*Exercise goal:* Restate all of the entries exactly, dropping any pictures they hold.

*Data provided:*
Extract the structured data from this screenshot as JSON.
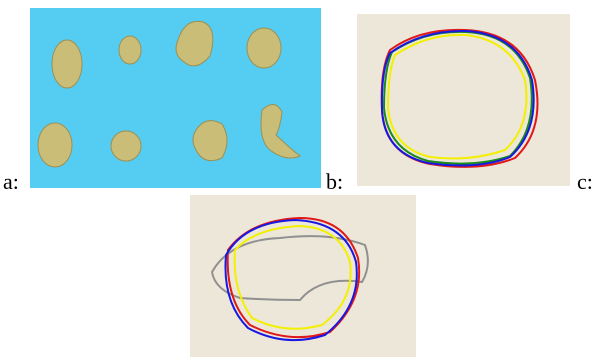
{
  "labels": [
    "a:",
    "b:",
    "c:"
  ]
}
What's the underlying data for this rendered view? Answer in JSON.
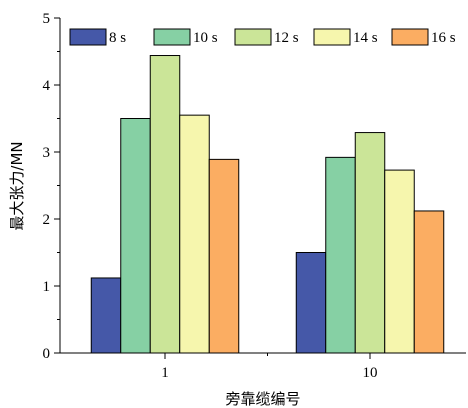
{
  "chart_data": {
    "type": "bar",
    "categories": [
      "1",
      "10"
    ],
    "series": [
      {
        "name": "8 s",
        "color": "#4558a8",
        "values": [
          1.12,
          1.5
        ]
      },
      {
        "name": "10 s",
        "color": "#86d0a4",
        "values": [
          3.5,
          2.92
        ]
      },
      {
        "name": "12 s",
        "color": "#cbe598",
        "values": [
          4.44,
          3.29
        ]
      },
      {
        "name": "14 s",
        "color": "#f6f6ad",
        "values": [
          3.55,
          2.73
        ]
      },
      {
        "name": "16 s",
        "color": "#fbad62",
        "values": [
          2.89,
          2.12
        ]
      }
    ],
    "xlabel": "旁靠缆编号",
    "ylabel": "最大张力/MN",
    "ylim": [
      0,
      5
    ],
    "yticks": [
      "0",
      "1",
      "2",
      "3",
      "4",
      "5"
    ],
    "grid": false,
    "legend_position": "top"
  }
}
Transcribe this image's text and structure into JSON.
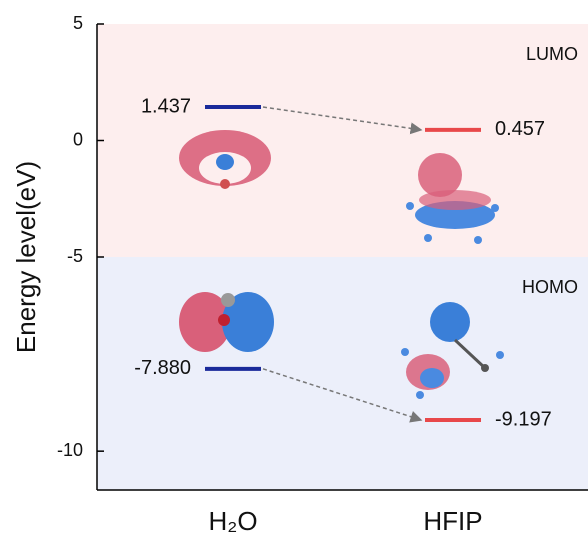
{
  "chart_data": {
    "type": "energy-level",
    "ylabel": "Energy level(eV)",
    "categories": [
      "H₂O",
      "HFIP"
    ],
    "colors": [
      "#1a2a9a",
      "#e8484a"
    ],
    "panels": [
      {
        "name": "LUMO",
        "background": "#fdeeee",
        "ylim": [
          -5,
          5
        ],
        "yticks": [
          5,
          0,
          -5
        ],
        "values": [
          1.437,
          0.457
        ]
      },
      {
        "name": "HOMO",
        "background": "#eceffa",
        "ylim": [
          -11,
          -5
        ],
        "yticks": [
          -10
        ],
        "values": [
          -7.88,
          -9.197
        ],
        "value_labels": [
          "-7.880",
          "-9.197"
        ]
      }
    ]
  }
}
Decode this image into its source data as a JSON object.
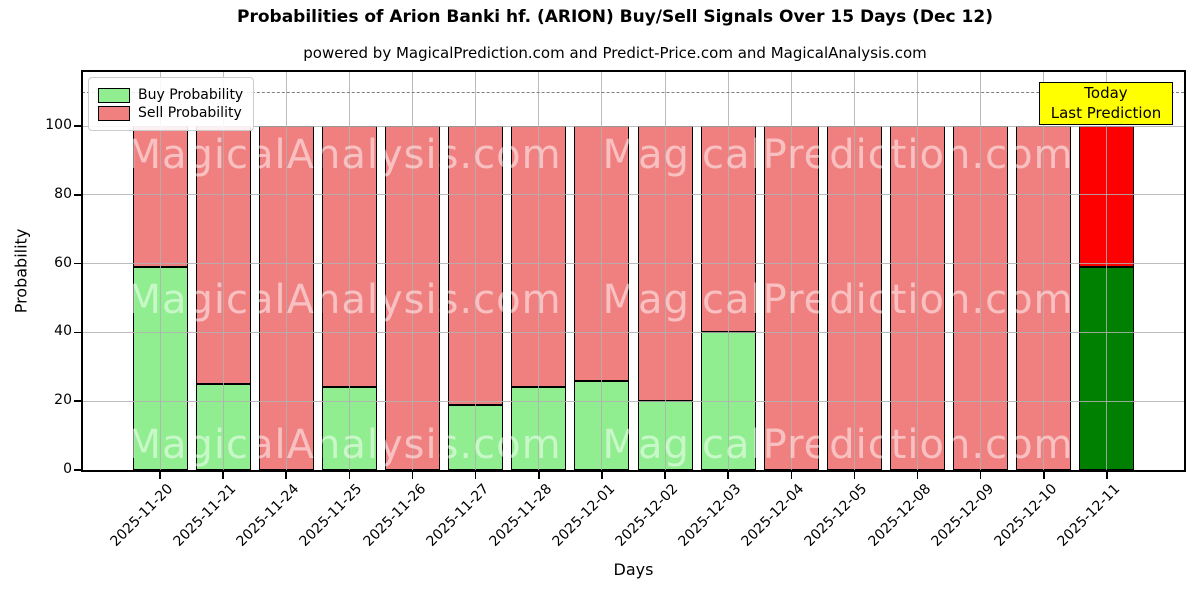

*Worked solution:*
Extract the structured data from this screenshot as JSON.
{
  "labels": [
    "a:",
    "b:",
    "c:"
  ]
}
What's the underlying data for this rendered view? Answer in JSON.
{
  "chart_data": {
    "type": "bar",
    "categories": [
      "1",
      "10"
    ],
    "series": [
      {
        "name": "8 s",
        "color": "#4558a8",
        "values": [
          1.12,
          1.5
        ]
      },
      {
        "name": "10 s",
        "color": "#86d0a4",
        "values": [
          3.5,
          2.92
        ]
      },
      {
        "name": "12 s",
        "color": "#cbe598",
        "values": [
          4.44,
          3.29
        ]
      },
      {
        "name": "14 s",
        "color": "#f6f6ad",
        "values": [
          3.55,
          2.73
        ]
      },
      {
        "name": "16 s",
        "color": "#fbad62",
        "values": [
          2.89,
          2.12
        ]
      }
    ],
    "xlabel": "旁靠缆编号",
    "ylabel": "最大张力/MN",
    "ylim": [
      0,
      5
    ],
    "yticks": [
      "0",
      "1",
      "2",
      "3",
      "4",
      "5"
    ],
    "grid": false,
    "legend_position": "top"
  }
}
Transcribe this image's text and structure into JSON.
{
  "chart_data": {
    "type": "energy-level",
    "ylabel": "Energy level(eV)",
    "categories": [
      "H₂O",
      "HFIP"
    ],
    "colors": [
      "#1a2a9a",
      "#e8484a"
    ],
    "panels": [
      {
        "name": "LUMO",
        "background": "#fdeeee",
        "ylim": [
          -5,
          5
        ],
        "yticks": [
          5,
          0,
          -5
        ],
        "values": [
          1.437,
          0.457
        ]
      },
      {
        "name": "HOMO",
        "background": "#eceffa",
        "ylim": [
          -11,
          -5
        ],
        "yticks": [
          -10
        ],
        "values": [
          -7.88,
          -9.197
        ],
        "value_labels": [
          "-7.880",
          "-9.197"
        ]
      }
    ]
  }
}
Decode this image into its source data as a JSON object.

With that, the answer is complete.